Write out the material exactly. Do not include the pictures.

■ Figure contents as structured data

+ + + +

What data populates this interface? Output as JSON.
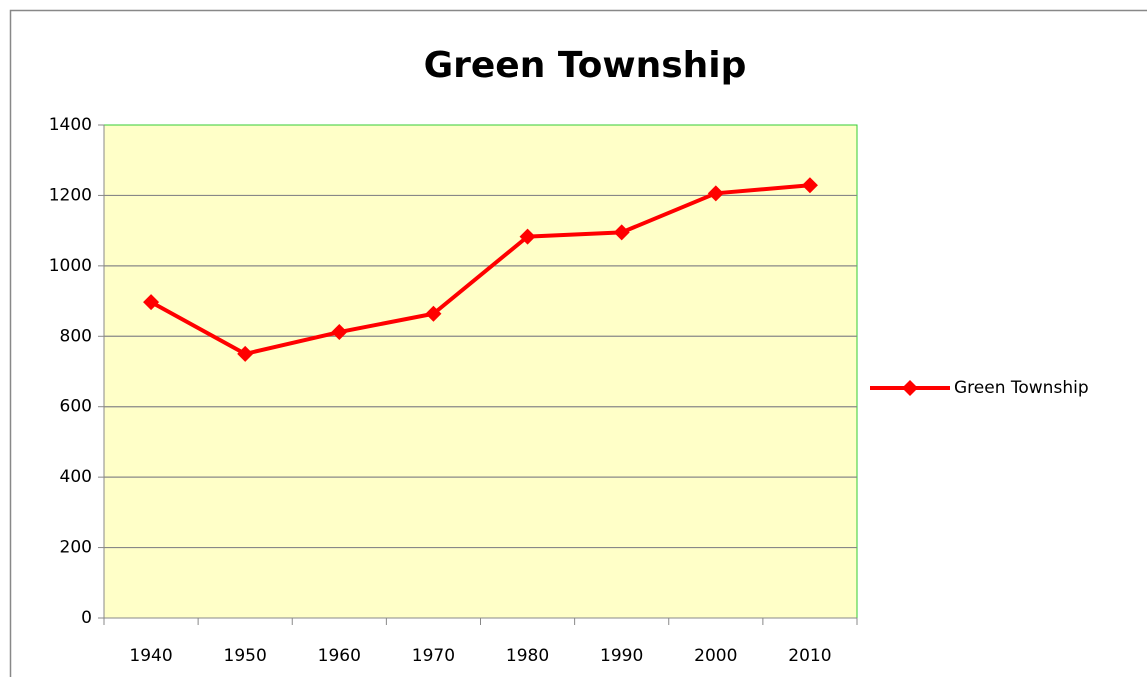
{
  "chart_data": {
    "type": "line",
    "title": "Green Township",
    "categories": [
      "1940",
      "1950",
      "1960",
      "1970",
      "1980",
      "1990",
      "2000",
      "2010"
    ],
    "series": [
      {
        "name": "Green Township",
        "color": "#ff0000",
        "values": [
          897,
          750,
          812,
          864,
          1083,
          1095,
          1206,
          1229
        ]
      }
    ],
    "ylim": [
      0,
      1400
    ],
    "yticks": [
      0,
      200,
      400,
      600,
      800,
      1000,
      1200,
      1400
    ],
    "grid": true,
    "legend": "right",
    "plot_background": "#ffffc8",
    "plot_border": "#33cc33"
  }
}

+ + + +

■ Solution
What data populates this interface? Output as JSON.
{
  "chart_data": {
    "type": "line",
    "title": "Green Township",
    "categories": [
      "1940",
      "1950",
      "1960",
      "1970",
      "1980",
      "1990",
      "2000",
      "2010"
    ],
    "series": [
      {
        "name": "Green Township",
        "color": "#ff0000",
        "values": [
          897,
          750,
          812,
          864,
          1083,
          1095,
          1206,
          1229
        ]
      }
    ],
    "ylim": [
      0,
      1400
    ],
    "yticks": [
      0,
      200,
      400,
      600,
      800,
      1000,
      1200,
      1400
    ],
    "grid": true,
    "legend": "right",
    "plot_background": "#ffffc8",
    "plot_border": "#33cc33"
  }
}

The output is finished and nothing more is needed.